• What is needed
Copy every line of the items below exactly as they appear, leaving out the pictures.

• Provided information
►
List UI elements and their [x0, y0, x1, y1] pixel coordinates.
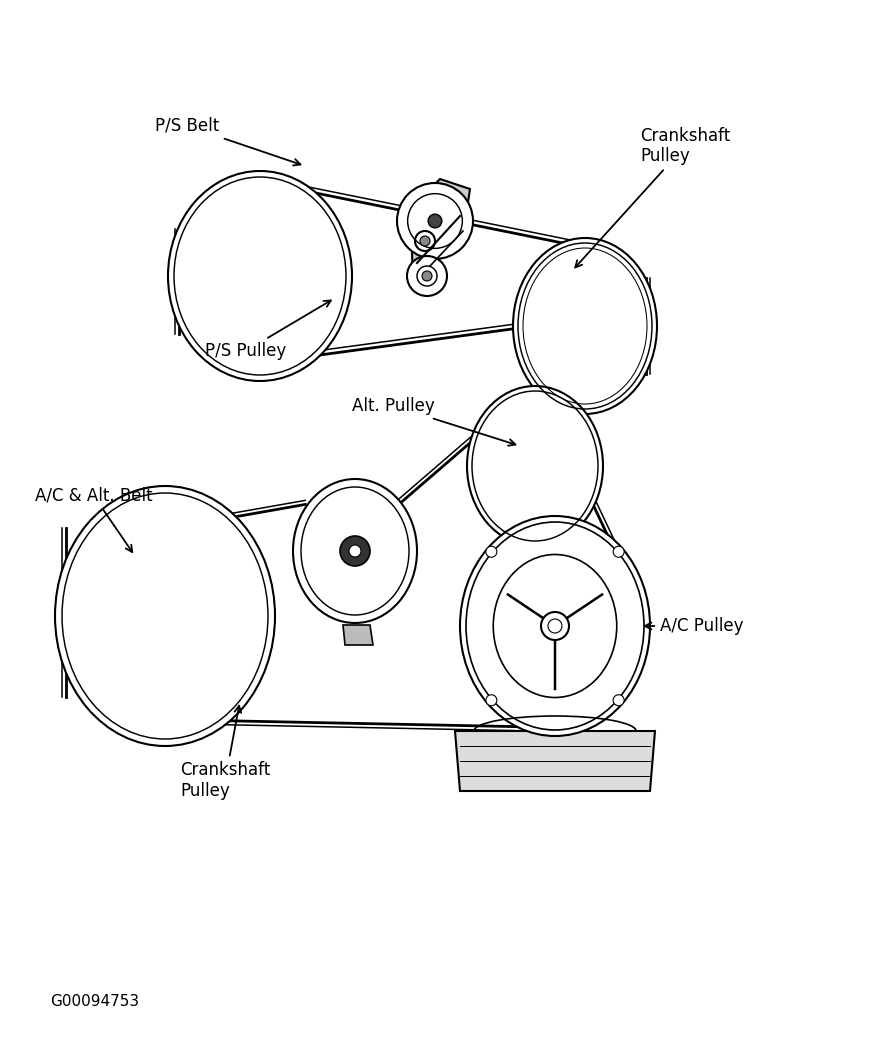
Ellipse shape [55, 486, 275, 746]
Circle shape [613, 695, 624, 705]
Text: Crankshaft
Pulley: Crankshaft Pulley [575, 127, 730, 267]
Polygon shape [343, 625, 373, 645]
Ellipse shape [397, 183, 473, 259]
Circle shape [541, 612, 569, 640]
Circle shape [415, 231, 435, 251]
Polygon shape [410, 180, 470, 276]
Ellipse shape [467, 386, 603, 546]
Circle shape [422, 271, 432, 281]
Circle shape [340, 536, 370, 566]
Circle shape [486, 695, 497, 705]
Circle shape [407, 256, 447, 296]
Ellipse shape [460, 516, 650, 736]
Text: A/C & Alt. Belt: A/C & Alt. Belt [35, 487, 153, 552]
Text: P/S Pulley: P/S Pulley [205, 301, 331, 360]
Polygon shape [455, 731, 655, 791]
Circle shape [428, 214, 442, 228]
Ellipse shape [493, 554, 617, 698]
Ellipse shape [168, 171, 352, 381]
Text: G00094753: G00094753 [50, 994, 139, 1008]
Text: Alt. Pulley: Alt. Pulley [352, 397, 515, 446]
Circle shape [548, 619, 562, 633]
Text: P/S Belt: P/S Belt [155, 117, 301, 166]
Circle shape [486, 546, 497, 558]
Ellipse shape [293, 479, 417, 623]
Text: Crankshaft
Pulley: Crankshaft Pulley [180, 705, 270, 799]
Circle shape [613, 546, 624, 558]
Circle shape [349, 545, 361, 557]
Circle shape [420, 235, 430, 246]
Text: A/C Pulley: A/C Pulley [645, 617, 744, 635]
Ellipse shape [513, 238, 657, 414]
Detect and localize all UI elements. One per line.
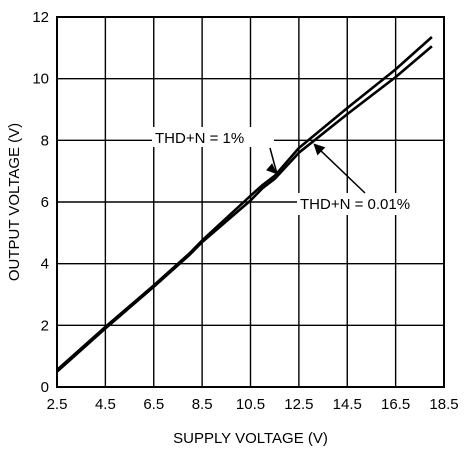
◄
• Correct answer
List UI elements and their [x0, y0, x1, y1] pixel coordinates.
Ellipse shape [55, 486, 275, 746]
Circle shape [613, 695, 624, 705]
Text: Crankshaft
Pulley: Crankshaft Pulley [575, 127, 730, 267]
Polygon shape [343, 625, 373, 645]
Ellipse shape [397, 183, 473, 259]
Circle shape [541, 612, 569, 640]
Circle shape [415, 231, 435, 251]
Polygon shape [410, 180, 470, 276]
Ellipse shape [467, 386, 603, 546]
Circle shape [422, 271, 432, 281]
Circle shape [340, 536, 370, 566]
Circle shape [486, 695, 497, 705]
Circle shape [407, 256, 447, 296]
Ellipse shape [460, 516, 650, 736]
Text: A/C & Alt. Belt: A/C & Alt. Belt [35, 487, 153, 552]
Text: P/S Pulley: P/S Pulley [205, 301, 331, 360]
Polygon shape [455, 731, 655, 791]
Circle shape [428, 214, 442, 228]
Ellipse shape [493, 554, 617, 698]
Ellipse shape [168, 171, 352, 381]
Text: G00094753: G00094753 [50, 994, 139, 1008]
Text: Alt. Pulley: Alt. Pulley [352, 397, 515, 446]
Circle shape [548, 619, 562, 633]
Text: P/S Belt: P/S Belt [155, 117, 301, 166]
Circle shape [486, 546, 497, 558]
Ellipse shape [293, 479, 417, 623]
Text: Crankshaft
Pulley: Crankshaft Pulley [180, 705, 270, 799]
Circle shape [613, 546, 624, 558]
Circle shape [349, 545, 361, 557]
Circle shape [420, 235, 430, 246]
Text: A/C Pulley: A/C Pulley [645, 617, 744, 635]
Ellipse shape [513, 238, 657, 414]
Detect and localize all UI elements. One per line.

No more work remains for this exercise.